- [SELECTED PASSAGE]:

[Date Prev][Date Next][Thread Prev][Thread Next][Date Index][Thread Index]

Environments and Macros



Previously, there has been a debate between Chris Haynes, David Bartley
and myself (Gary Brooks) as to the nature of environment structure in
Scheme and its interaction with macros.

We disagree with almost all of what David Bartley said and much, if not
all of what Chris Haynes said.  Not only do we disagree with the
principles that were advocated in their proposals, we are horrified by
their complexity.  Instead of analyzing each proposal on a point by point
basis, we propose yet another framework that we contend is simple and
straightforward, and allows one to express the type of things one wants to.


Namespaces
----------

First a bit of nomenclature.  The term 'namespace' has been bandied
around a lot in the last few notes.  But what is a namespace?  As far as
I can tell, it is just an association of identifiers to values, or, in
other words an environment!  Why use two words when one will do?  Don't --
**poof** no more namespaces, just environments.


The Environment Problem
-----------------------

The environment problem is concerned with determining the environment in which
an identifier (symbol) is to be interpreted.  In the following       
discussion, reserved words are viewed as constituting an
environment which is given priority over other environments.

The crux of the problem, which can be found in Scheme84 as well as the
two other proposals, is the proliferation of environments.  For example,
if we examine Scheme84 we find that we have a (core) reserved word
environment, a global macro environment, a global primitive environment, a
global environment for everything else, a lexical environment, and a
fluid environment.  When the environment of an identifer is not textually
specified (as it is for fluids), problems arise when we try to determine the
precedence of each environment in the process of interpreting an
identifier.

The problem of determining environment precedence is further aggrevated
by making preferencing (scope rules) dependent on the position of an
identifer in an application, as the two prior proposals advocated.
For example, in Scheme84, the reserved word and the macro environments
are given precedence for identifiers in functional position.  However,
the lexical and global (initial lexical) environment are given precedence
in argument positions.  The complicated and unintuitive scope rules
resulting from position sensitive precedence is intolerable.

Usually, non free identifiers are interpreted globally (i.e.  in the
initial lexical environment).  If, while looking up identifiers, we give
priority to any of the other global environments (e.g.  macro) over that
of lexical scope (which was advocated in previous proposals), we
contaminate our notion of lexical scope.  Given the elegance and
simplicity of the traditional lambda calculus based lexical scoping, this
type of preferencing is a "feature" we are reluctant to incorporate.

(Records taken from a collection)
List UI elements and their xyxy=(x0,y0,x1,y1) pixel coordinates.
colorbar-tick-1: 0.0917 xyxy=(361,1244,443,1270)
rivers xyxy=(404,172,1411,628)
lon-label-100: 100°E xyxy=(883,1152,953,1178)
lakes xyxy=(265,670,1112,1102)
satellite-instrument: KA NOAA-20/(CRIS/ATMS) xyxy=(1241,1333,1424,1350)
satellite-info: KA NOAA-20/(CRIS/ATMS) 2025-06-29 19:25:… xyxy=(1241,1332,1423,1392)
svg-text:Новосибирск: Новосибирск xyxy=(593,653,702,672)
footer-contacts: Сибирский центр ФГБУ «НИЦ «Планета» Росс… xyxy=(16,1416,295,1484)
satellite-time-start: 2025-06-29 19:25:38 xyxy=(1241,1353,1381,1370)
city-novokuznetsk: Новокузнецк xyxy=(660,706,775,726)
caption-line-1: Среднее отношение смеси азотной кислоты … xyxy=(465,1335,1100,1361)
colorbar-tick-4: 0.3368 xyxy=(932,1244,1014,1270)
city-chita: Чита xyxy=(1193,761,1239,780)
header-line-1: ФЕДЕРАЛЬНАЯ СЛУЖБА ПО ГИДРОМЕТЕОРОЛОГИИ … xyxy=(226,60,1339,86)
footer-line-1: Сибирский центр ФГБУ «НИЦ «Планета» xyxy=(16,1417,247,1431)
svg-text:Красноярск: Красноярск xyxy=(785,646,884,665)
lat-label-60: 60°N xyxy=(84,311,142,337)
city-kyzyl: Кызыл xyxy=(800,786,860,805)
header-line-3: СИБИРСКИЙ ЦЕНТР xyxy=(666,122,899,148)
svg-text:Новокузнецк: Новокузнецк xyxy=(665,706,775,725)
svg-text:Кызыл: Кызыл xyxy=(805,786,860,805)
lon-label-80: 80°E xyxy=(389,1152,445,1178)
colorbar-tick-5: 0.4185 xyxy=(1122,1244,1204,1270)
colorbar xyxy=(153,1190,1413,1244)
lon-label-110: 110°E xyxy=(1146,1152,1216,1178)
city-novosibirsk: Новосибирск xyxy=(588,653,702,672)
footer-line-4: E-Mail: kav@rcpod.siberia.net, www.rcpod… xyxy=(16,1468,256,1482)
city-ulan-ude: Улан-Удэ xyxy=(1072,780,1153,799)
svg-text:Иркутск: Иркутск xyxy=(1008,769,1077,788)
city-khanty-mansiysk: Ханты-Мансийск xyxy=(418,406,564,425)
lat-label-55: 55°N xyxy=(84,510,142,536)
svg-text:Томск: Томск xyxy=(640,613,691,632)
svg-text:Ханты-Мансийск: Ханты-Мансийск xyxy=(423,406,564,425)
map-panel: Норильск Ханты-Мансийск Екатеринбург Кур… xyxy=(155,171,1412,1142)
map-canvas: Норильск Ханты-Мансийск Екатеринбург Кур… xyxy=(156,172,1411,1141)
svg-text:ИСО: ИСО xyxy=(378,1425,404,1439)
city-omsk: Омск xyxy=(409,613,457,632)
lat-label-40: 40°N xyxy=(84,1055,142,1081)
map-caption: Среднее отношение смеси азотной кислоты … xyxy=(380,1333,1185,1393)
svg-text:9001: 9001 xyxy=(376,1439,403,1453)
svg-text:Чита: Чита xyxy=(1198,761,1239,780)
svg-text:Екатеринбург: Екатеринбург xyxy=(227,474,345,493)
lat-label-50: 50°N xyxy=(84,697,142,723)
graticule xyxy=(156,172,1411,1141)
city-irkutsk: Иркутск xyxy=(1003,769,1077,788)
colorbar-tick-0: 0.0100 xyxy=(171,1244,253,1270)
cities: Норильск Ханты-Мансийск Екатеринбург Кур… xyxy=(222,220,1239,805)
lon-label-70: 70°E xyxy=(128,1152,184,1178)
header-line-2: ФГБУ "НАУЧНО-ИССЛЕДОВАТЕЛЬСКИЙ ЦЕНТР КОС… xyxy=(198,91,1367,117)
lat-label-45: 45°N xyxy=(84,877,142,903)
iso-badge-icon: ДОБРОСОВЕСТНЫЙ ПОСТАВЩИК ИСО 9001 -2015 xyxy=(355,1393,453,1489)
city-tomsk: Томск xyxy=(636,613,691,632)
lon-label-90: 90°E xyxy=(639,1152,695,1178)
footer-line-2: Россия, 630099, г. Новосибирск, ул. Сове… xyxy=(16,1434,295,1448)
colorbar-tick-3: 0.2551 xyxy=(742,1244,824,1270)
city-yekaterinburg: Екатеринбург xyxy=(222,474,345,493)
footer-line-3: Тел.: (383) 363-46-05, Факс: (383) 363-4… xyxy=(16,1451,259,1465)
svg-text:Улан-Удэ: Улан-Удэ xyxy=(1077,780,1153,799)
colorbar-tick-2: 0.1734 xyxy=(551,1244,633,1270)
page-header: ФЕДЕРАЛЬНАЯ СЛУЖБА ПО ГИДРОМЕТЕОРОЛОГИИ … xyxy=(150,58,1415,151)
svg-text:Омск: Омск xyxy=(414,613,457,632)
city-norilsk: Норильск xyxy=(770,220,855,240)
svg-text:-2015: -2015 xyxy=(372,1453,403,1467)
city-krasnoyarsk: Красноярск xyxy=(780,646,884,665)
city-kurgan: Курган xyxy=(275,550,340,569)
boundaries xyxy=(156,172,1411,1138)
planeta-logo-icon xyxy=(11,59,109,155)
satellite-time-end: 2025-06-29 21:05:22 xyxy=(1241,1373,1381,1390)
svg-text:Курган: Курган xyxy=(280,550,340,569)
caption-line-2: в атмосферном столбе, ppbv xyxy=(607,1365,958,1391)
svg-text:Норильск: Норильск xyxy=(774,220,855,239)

- [DIRECTIVE 1]: In the post on Scheme environments and macros, which environments does Scheme84 give precedence to for identifiers in functional position?
- [DIRECTIVE 2]: Continue the post on Scheme environments and macros from the point where it stops.

- [TASK OUTPUT 1]: The reserved word and macro environments.

- [TASK OUTPUT 2]:
In general, no matter what preferencing scheme one adopts in the presence
of multiple global environments, too many rules are needed.  However, if
we simply abolish the proliferation of global environments and rely
solely on lexical scope (augmented with an initial lexical environment,
which we view as containing a binding for all possible identifiers) we
can avoid the problems encountered by preferencing environments.

This immediately raises the question of how macros, primitives, core
items, etc.  are distinguished.  We proprose that they be distinguished
by type (i.e.  we introduce a new kind of typed object for each class of
items).  This emphasizes the point that the name of some entity is not
important, the type of an entity is!  From a compiler's point of view,
determining whether an identifier is a macro, primitive, or core item is
simple.  The compiler need only check the type of (the binding of)
each free identifier in the initial environment.

Some may object to this scenario on the grounds that it allows an
identifier bound to an item of one type (e.g.  macros, primitives, and core
items) to be redefined to be another type.  In particular, some people
are concerned that a crucial macro (e.g.  let) may be redefined as
something else (e.g.  a closure).  I contend that this redefinition
problem is mistakenly concerned with the type of object being redefined.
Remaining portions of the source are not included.